— TASK SET —
**a)** Answer these questions about the container passage, one answer per line, each marked the same way.
(i) In the second embodiment, which part of the nozzle body 40 is removed?
(ii) What action alone lets the agents in the outer and inner containers be discharged at the same time?
(iii) How many agents can be discharged at once when one or more middle containers are provided?
**b)** Output the listing as a numbered list. Begin at its first line, stop after the line that contains "- rocket-icon: 🚀: [150, 731, 164, 743]", and leave out any blank lines.

— TEXT SECTION —
A container 10 in accordance with a second embodiment is different from the container 10 in accordance with the first embodiment in a point of an attaching and detaching structure of the nozzle body 40 and the partition member 50 to the connecting member 30.

In the container 10 in accordance with the second embodiment, the screw-into tube portion 40A of the nozzle body 40 is removed, and the drive-in tube portion 50A of the partition member 50 is drive-in connected to the drive-in tube portion 40B of the nozzle body 40 to integrate both elements. And thereafter, a screw-in tube portion 50C newly provided in the periphery of the drive-in tube portion 50A in the partition member 50 is screw-into connected to the outer peripheral threaded portion 33 of the connecting member 30, to be detachably provided with the connecting member 30 in a liquid tight manner.

The container in accordance with the present invention may be a structure in which the outer nozzle portion 40D is integrally formed with the outer container 11, or a structure in which the inner nozzle portion 40D is integrally formed with the inner container 21. Further, the container 10 in accordance with the present invention may be provided with one or more middle container between the outermost outer container and the innermost inner container to simultaneously discharge three or more agents.

INDUSTRIAL APPLICABILITY

As described above, in accordance with the present invention, it is possible to simultaneously discharge the agent in the outer container and the agent in the inner container only by tilting the container.

Further, in accordance with the present invention, it is possible to simultaneously discharge the agent in the outer container and the agent in the inner container from any portion of the nozzles in the peripheral direction at the fixed rate of discharge amount.

Further, in accordance with the present invention, in the container in which the inner container is connected to the outer container, it is possible to prevent the inner container from falling away.

Still further, in accordance with the present invention, it is possible to recover the agent left in the measuring cap and it is possible to pour the recovered agent together with the discharge agent from the main discharge port at a next using time without being dripped off in the periphery.

— DATASET ENTRIES —
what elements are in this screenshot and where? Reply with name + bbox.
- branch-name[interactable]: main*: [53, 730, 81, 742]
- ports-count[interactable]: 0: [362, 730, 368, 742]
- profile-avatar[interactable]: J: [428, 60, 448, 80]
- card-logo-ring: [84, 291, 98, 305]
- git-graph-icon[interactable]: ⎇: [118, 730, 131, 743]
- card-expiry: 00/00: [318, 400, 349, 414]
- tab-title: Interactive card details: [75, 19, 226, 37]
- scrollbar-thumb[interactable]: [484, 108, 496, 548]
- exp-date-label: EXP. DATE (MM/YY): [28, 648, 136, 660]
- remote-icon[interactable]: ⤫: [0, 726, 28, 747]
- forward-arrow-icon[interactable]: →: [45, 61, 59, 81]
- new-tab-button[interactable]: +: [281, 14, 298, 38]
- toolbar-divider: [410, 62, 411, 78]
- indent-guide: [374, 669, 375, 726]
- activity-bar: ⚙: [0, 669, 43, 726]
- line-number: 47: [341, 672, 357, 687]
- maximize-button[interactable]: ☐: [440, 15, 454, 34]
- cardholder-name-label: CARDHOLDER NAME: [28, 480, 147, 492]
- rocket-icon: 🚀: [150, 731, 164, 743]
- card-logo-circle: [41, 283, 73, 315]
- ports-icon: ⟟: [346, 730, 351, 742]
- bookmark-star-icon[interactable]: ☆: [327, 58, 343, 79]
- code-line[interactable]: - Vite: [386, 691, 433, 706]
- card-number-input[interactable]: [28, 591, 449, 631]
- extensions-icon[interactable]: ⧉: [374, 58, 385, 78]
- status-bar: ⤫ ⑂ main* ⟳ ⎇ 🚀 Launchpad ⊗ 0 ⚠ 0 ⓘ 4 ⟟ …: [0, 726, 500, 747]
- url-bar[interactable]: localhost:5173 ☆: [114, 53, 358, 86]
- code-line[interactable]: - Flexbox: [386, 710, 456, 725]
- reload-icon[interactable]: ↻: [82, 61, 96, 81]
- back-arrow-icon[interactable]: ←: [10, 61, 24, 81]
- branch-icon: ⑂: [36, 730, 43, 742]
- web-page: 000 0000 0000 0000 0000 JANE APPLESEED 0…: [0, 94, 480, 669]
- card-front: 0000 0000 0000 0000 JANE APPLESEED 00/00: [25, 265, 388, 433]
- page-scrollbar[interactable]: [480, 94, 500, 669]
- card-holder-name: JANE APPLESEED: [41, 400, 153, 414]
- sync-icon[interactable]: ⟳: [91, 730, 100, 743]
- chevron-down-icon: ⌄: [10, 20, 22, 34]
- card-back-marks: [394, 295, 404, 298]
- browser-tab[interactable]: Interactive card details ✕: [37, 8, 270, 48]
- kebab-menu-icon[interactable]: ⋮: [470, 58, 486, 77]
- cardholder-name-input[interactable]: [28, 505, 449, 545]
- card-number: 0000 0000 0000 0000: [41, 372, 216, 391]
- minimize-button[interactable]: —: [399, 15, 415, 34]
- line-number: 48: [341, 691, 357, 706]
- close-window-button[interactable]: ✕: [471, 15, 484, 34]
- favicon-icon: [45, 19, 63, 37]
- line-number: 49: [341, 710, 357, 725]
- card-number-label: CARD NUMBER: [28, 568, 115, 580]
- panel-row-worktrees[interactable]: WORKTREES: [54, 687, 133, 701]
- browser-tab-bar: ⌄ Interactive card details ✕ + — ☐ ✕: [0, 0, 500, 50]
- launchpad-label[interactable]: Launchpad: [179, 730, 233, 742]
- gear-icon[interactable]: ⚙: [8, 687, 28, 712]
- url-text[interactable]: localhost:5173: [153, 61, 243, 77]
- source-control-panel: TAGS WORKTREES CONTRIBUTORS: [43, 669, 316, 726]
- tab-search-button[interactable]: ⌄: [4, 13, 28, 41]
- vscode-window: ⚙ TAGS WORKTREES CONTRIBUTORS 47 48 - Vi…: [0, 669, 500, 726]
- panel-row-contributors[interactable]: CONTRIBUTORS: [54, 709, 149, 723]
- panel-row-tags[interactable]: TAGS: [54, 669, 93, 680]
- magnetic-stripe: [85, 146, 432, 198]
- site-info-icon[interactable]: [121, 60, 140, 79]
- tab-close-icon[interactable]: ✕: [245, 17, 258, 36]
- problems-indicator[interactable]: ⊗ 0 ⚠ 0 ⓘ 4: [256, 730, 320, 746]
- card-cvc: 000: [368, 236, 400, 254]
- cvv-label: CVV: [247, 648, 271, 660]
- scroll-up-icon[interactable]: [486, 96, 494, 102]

— SOLUTIONS TO EACH TASK —
**a)**
(i) The screw-into tube portion 40A.
(ii) Tilting the container.
(iii) Three or more.

**b)**
1. what elements are in this screenshot and where? Reply with name + bbox.
2. - branch-name[interactable]: main*: [53, 730, 81, 742]
3. - ports-count[interactable]: 0: [362, 730, 368, 742]
4. - profile-avatar[interactable]: J: [428, 60, 448, 80]
5. - card-logo-ring: [84, 291, 98, 305]
6. - git-graph-icon[interactable]: ⎇: [118, 730, 131, 743]
7. - card-expiry: 00/00: [318, 400, 349, 414]
8. - tab-title: Interactive card details: [75, 19, 226, 37]
9. - scrollbar-thumb[interactable]: [484, 108, 496, 548]
10. - exp-date-label: EXP. DATE (MM/YY): [28, 648, 136, 660]
11. - remote-icon[interactable]: ⤫: [0, 726, 28, 747]
12. - forward-arrow-icon[interactable]: →: [45, 61, 59, 81]
13. - new-tab-button[interactable]: +: [281, 14, 298, 38]
14. - toolbar-divider: [410, 62, 411, 78]
15. - indent-guide: [374, 669, 375, 726]
16. - activity-bar: ⚙: [0, 669, 43, 726]
17. - line-number: 47: [341, 672, 357, 687]
18. - maximize-button[interactable]: ☐: [440, 15, 454, 34]
19. - cardholder-name-label: CARDHOLDER NAME: [28, 480, 147, 492]
20. - rocket-icon: 🚀: [150, 731, 164, 743]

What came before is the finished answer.